* **AIM**
Here are some records; return them all exactly.

* **MATERIAL SUPPLIED**
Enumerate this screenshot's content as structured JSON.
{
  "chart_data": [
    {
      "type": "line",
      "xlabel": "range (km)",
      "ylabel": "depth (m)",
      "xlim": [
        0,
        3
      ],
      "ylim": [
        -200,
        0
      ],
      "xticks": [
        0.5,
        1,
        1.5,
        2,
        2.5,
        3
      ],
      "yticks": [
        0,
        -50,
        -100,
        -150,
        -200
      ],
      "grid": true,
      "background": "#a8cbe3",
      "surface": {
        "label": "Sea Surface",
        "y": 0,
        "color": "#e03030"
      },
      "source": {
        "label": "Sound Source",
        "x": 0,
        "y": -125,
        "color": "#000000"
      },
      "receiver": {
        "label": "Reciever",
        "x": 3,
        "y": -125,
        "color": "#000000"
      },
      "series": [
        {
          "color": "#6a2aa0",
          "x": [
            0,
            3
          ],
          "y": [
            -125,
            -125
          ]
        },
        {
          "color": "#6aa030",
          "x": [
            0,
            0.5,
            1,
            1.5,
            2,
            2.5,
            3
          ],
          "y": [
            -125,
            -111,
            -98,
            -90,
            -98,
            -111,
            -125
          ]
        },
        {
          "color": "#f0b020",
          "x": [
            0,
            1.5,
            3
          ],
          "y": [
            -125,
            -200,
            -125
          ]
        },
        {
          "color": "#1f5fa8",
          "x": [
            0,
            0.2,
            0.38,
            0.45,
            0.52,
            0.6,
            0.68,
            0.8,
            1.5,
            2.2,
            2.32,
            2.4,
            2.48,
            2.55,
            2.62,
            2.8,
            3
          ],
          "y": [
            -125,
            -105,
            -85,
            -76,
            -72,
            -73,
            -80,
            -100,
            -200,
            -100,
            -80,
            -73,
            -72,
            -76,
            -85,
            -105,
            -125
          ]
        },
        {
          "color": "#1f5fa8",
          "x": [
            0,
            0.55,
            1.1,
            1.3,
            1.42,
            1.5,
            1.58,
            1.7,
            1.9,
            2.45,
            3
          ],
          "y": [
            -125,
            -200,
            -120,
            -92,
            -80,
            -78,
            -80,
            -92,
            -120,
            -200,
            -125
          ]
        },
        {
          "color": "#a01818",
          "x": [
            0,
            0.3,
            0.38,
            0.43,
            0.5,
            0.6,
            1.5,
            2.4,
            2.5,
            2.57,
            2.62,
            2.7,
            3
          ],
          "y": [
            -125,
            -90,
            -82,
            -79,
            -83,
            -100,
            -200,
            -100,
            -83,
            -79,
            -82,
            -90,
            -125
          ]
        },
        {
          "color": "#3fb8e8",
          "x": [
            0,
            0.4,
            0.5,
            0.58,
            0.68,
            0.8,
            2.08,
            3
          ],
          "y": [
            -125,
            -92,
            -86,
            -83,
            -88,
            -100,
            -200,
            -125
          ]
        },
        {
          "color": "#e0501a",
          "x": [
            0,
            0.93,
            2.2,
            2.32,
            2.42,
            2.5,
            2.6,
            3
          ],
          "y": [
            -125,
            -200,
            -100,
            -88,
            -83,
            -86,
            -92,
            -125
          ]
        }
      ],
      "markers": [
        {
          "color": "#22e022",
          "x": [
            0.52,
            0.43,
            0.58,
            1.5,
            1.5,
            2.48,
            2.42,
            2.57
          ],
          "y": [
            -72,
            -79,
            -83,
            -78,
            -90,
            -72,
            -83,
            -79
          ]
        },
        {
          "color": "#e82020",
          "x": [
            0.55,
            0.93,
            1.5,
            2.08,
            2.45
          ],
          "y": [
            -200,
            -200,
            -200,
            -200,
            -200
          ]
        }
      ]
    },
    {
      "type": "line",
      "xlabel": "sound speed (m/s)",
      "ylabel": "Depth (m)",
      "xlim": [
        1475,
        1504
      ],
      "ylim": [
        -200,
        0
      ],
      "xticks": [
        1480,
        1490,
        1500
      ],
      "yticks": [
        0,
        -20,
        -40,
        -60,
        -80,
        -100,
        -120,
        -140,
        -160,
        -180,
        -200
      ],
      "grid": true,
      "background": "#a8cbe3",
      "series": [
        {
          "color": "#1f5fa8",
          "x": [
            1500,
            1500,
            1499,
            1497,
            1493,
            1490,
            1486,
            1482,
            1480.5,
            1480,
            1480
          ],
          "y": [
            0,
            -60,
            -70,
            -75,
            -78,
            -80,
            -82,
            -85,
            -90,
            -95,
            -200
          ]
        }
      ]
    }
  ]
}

* **ANSWER BELOW**
Enumerate this screenshot's content as structured JSON.
{
  "chart_data": [
    {
      "type": "line",
      "xlabel": "range (km)",
      "ylabel": "depth (m)",
      "xlim": [
        0,
        3
      ],
      "ylim": [
        -200,
        0
      ],
      "xticks": [
        0.5,
        1,
        1.5,
        2,
        2.5,
        3
      ],
      "yticks": [
        0,
        -50,
        -100,
        -150,
        -200
      ],
      "grid": true,
      "background": "#a8cbe3",
      "surface": {
        "label": "Sea Surface",
        "y": 0,
        "color": "#e03030"
      },
      "source": {
        "label": "Sound Source",
        "x": 0,
        "y": -125,
        "color": "#000000"
      },
      "receiver": {
        "label": "Reciever",
        "x": 3,
        "y": -125,
        "color": "#000000"
      },
      "series": [
        {
          "color": "#6a2aa0",
          "x": [
            0,
            3
          ],
          "y": [
            -125,
            -125
          ]
        },
        {
          "color": "#6aa030",
          "x": [
            0,
            0.5,
            1,
            1.5,
            2,
            2.5,
            3
          ],
          "y": [
            -125,
            -111,
            -98,
            -90,
            -98,
            -111,
            -125
          ]
        },
        {
          "color": "#f0b020",
          "x": [
            0,
            1.5,
            3
          ],
          "y": [
            -125,
            -200,
            -125
          ]
        },
        {
          "color": "#1f5fa8",
          "x": [
            0,
            0.2,
            0.38,
            0.45,
            0.52,
            0.6,
            0.68,
            0.8,
            1.5,
            2.2,
            2.32,
            2.4,
            2.48,
            2.55,
            2.62,
            2.8,
            3
          ],
          "y": [
            -125,
            -105,
            -85,
            -76,
            -72,
            -73,
            -80,
            -100,
            -200,
            -100,
            -80,
            -73,
            -72,
            -76,
            -85,
            -105,
            -125
          ]
        },
        {
          "color": "#1f5fa8",
          "x": [
            0,
            0.55,
            1.1,
            1.3,
            1.42,
            1.5,
            1.58,
            1.7,
            1.9,
            2.45,
            3
          ],
          "y": [
            -125,
            -200,
            -120,
            -92,
            -80,
            -78,
            -80,
            -92,
            -120,
            -200,
            -125
          ]
        },
        {
          "color": "#a01818",
          "x": [
            0,
            0.3,
            0.38,
            0.43,
            0.5,
            0.6,
            1.5,
            2.4,
            2.5,
            2.57,
            2.62,
            2.7,
            3
          ],
          "y": [
            -125,
            -90,
            -82,
            -79,
            -83,
            -100,
            -200,
            -100,
            -83,
            -79,
            -82,
            -90,
            -125
          ]
        },
        {
          "color": "#3fb8e8",
          "x": [
            0,
            0.4,
            0.5,
            0.58,
            0.68,
            0.8,
            2.08,
            3
          ],
          "y": [
            -125,
            -92,
            -86,
            -83,
            -88,
            -100,
            -200,
            -125
          ]
        },
        {
          "color": "#e0501a",
          "x": [
            0,
            0.93,
            2.2,
            2.32,
            2.42,
            2.5,
            2.6,
            3
          ],
          "y": [
            -125,
            -200,
            -100,
            -88,
            -83,
            -86,
            -92,
            -125
          ]
        }
      ],
      "markers": [
        {
          "color": "#22e022",
          "x": [
            0.52,
            0.43,
            0.58,
            1.5,
            1.5,
            2.48,
            2.42,
            2.57
          ],
          "y": [
            -72,
            -79,
            -83,
            -78,
            -90,
            -72,
            -83,
            -79
          ]
        },
        {
          "color": "#e82020",
          "x": [
            0.55,
            0.93,
            1.5,
            2.08,
            2.45
          ],
          "y": [
            -200,
            -200,
            -200,
            -200,
            -200
          ]
        }
      ]
    },
    {
      "type": "line",
      "xlabel": "sound speed (m/s)",
      "ylabel": "Depth (m)",
      "xlim": [
        1475,
        1504
      ],
      "ylim": [
        -200,
        0
      ],
      "xticks": [
        1480,
        1490,
        1500
      ],
      "yticks": [
        0,
        -20,
        -40,
        -60,
        -80,
        -100,
        -120,
        -140,
        -160,
        -180,
        -200
      ],
      "grid": true,
      "background": "#a8cbe3",
      "series": [
        {
          "color": "#1f5fa8",
          "x": [
            1500,
            1500,
            1499,
            1497,
            1493,
            1490,
            1486,
            1482,
            1480.5,
            1480,
            1480
          ],
          "y": [
            0,
            -60,
            -70,
            -75,
            -78,
            -80,
            -82,
            -85,
            -90,
            -95,
            -200
          ]
        }
      ]
    }
  ]
}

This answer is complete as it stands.